GOAL:
Within the listing below, locate all lines containing the word "application". Copy each one.

TASK INPUT:
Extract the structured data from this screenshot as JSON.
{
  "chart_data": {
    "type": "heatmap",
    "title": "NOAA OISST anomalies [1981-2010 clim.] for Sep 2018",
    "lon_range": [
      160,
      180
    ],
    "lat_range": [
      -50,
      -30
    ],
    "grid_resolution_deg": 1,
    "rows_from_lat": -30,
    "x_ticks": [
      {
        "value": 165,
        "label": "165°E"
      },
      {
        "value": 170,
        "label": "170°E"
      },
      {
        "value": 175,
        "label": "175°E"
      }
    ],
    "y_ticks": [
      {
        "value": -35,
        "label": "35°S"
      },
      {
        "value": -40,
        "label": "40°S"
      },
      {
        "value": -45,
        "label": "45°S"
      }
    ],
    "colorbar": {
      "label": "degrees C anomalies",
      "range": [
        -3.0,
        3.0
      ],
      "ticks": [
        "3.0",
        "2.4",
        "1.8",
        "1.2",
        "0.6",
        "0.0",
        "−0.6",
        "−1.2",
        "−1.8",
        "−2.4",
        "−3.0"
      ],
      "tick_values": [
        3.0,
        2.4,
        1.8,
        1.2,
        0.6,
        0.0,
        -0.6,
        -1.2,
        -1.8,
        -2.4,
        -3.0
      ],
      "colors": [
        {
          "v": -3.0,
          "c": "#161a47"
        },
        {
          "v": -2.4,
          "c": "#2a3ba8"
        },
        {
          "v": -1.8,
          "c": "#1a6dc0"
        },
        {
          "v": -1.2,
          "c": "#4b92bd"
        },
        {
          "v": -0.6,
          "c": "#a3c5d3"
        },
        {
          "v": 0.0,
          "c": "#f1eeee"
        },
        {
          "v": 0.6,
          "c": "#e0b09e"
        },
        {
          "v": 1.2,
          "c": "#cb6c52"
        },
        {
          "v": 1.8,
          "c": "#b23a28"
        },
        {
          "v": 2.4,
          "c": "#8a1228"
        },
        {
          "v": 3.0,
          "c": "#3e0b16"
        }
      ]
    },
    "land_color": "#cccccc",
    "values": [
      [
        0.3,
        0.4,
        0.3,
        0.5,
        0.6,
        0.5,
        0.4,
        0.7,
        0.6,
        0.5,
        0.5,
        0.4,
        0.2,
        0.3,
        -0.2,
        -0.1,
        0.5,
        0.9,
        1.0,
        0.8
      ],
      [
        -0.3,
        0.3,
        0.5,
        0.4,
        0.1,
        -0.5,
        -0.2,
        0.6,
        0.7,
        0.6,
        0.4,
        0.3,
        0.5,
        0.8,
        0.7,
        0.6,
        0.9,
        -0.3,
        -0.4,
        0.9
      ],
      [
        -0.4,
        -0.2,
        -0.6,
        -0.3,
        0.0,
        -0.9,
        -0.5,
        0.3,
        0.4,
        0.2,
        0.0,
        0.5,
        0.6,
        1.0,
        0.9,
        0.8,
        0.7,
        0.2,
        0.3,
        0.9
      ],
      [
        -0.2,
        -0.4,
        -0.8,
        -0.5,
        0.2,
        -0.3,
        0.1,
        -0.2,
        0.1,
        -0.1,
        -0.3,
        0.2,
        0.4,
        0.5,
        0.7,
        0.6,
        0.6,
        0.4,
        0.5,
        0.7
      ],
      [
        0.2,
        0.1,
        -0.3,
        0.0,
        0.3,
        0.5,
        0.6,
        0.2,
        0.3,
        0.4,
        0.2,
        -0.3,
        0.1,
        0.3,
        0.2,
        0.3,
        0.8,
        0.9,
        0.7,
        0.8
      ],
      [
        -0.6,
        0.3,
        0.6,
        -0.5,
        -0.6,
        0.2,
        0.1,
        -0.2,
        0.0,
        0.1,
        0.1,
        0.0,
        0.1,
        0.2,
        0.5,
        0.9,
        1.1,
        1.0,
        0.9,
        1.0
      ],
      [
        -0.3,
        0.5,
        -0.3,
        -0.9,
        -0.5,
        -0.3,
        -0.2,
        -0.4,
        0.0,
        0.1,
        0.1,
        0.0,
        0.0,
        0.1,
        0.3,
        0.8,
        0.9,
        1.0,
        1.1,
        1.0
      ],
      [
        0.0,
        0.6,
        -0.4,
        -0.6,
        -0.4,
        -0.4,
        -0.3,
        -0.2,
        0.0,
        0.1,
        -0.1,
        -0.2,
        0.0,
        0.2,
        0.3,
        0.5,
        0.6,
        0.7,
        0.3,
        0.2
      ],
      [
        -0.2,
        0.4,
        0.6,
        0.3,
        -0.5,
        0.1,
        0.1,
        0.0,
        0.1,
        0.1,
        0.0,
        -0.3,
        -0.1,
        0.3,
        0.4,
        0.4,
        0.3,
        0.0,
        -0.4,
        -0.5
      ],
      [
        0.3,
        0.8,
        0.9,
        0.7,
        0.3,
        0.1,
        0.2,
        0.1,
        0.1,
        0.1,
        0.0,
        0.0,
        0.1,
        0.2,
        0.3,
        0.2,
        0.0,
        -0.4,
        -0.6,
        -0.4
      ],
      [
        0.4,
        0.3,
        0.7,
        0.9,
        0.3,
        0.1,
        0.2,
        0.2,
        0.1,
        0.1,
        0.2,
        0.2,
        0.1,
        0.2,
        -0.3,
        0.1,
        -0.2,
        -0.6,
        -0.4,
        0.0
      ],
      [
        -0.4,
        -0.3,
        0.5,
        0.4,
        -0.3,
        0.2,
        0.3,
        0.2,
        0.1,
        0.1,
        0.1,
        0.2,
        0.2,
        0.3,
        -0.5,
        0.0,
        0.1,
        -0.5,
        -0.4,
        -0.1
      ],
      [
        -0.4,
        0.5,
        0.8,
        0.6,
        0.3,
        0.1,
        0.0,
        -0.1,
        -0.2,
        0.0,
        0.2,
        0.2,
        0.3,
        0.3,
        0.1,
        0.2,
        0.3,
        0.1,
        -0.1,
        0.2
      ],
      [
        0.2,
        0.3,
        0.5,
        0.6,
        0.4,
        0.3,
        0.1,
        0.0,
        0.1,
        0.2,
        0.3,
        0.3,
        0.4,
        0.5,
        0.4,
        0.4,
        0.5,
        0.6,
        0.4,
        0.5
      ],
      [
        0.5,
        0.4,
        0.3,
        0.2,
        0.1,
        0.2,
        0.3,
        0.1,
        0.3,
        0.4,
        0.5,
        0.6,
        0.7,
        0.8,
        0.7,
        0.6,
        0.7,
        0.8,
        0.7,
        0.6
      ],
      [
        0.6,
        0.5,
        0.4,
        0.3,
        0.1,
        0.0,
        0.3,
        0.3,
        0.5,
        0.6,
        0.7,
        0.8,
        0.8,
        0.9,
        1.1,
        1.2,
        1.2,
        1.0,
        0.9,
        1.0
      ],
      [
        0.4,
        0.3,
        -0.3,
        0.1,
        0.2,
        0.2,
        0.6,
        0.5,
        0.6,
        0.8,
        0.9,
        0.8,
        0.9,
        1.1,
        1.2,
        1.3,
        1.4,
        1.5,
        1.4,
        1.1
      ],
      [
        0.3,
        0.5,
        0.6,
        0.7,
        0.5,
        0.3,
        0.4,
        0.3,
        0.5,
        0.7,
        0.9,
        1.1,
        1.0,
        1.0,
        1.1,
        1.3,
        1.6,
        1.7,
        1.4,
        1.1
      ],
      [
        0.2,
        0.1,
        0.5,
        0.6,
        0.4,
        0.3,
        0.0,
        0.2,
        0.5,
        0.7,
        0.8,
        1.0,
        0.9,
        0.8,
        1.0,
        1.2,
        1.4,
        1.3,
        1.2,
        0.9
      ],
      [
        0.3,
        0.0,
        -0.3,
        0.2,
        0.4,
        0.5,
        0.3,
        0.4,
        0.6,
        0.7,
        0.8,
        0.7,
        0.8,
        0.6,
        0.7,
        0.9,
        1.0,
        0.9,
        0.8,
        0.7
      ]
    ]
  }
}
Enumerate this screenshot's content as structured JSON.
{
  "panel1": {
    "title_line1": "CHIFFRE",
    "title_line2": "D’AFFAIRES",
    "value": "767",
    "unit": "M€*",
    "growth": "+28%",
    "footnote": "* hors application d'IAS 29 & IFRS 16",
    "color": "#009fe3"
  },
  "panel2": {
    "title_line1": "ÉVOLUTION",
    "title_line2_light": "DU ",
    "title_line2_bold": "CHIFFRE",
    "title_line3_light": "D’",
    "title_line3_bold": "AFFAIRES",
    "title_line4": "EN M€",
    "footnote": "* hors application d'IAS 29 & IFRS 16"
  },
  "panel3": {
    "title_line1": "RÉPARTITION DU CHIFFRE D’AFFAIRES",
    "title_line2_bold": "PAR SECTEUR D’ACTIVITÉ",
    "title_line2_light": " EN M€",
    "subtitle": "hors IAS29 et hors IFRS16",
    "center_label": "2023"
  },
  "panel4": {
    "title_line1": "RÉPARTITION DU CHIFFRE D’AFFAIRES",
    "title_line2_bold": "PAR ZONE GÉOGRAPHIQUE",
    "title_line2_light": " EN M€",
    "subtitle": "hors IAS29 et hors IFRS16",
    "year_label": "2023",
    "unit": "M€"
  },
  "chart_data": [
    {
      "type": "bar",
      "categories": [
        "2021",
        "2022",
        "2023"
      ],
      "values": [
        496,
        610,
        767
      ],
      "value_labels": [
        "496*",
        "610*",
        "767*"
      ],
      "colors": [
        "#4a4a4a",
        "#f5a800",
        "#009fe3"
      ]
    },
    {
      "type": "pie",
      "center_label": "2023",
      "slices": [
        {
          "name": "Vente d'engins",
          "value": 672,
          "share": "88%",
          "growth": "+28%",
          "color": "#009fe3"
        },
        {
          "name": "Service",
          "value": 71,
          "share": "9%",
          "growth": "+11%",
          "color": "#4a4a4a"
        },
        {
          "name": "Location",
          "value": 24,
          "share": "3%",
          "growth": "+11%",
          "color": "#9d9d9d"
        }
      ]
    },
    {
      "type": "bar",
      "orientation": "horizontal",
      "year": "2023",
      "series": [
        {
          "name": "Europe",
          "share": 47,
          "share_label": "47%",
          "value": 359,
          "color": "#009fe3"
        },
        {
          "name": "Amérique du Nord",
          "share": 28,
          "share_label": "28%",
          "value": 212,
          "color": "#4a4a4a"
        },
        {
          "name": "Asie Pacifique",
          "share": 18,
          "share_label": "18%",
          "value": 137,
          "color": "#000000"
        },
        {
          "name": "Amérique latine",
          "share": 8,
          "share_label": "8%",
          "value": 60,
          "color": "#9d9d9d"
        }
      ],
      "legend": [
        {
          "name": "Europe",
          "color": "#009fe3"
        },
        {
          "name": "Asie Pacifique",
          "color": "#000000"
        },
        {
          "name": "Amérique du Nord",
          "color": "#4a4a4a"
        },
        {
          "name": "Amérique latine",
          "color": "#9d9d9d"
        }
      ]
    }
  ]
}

SOLUTION TO THE EXERCISE:
    "footnote": "* hors application d'IAS 29 & IFRS 16",
    "footnote": "* hors application d'IAS 29 & IFRS 16"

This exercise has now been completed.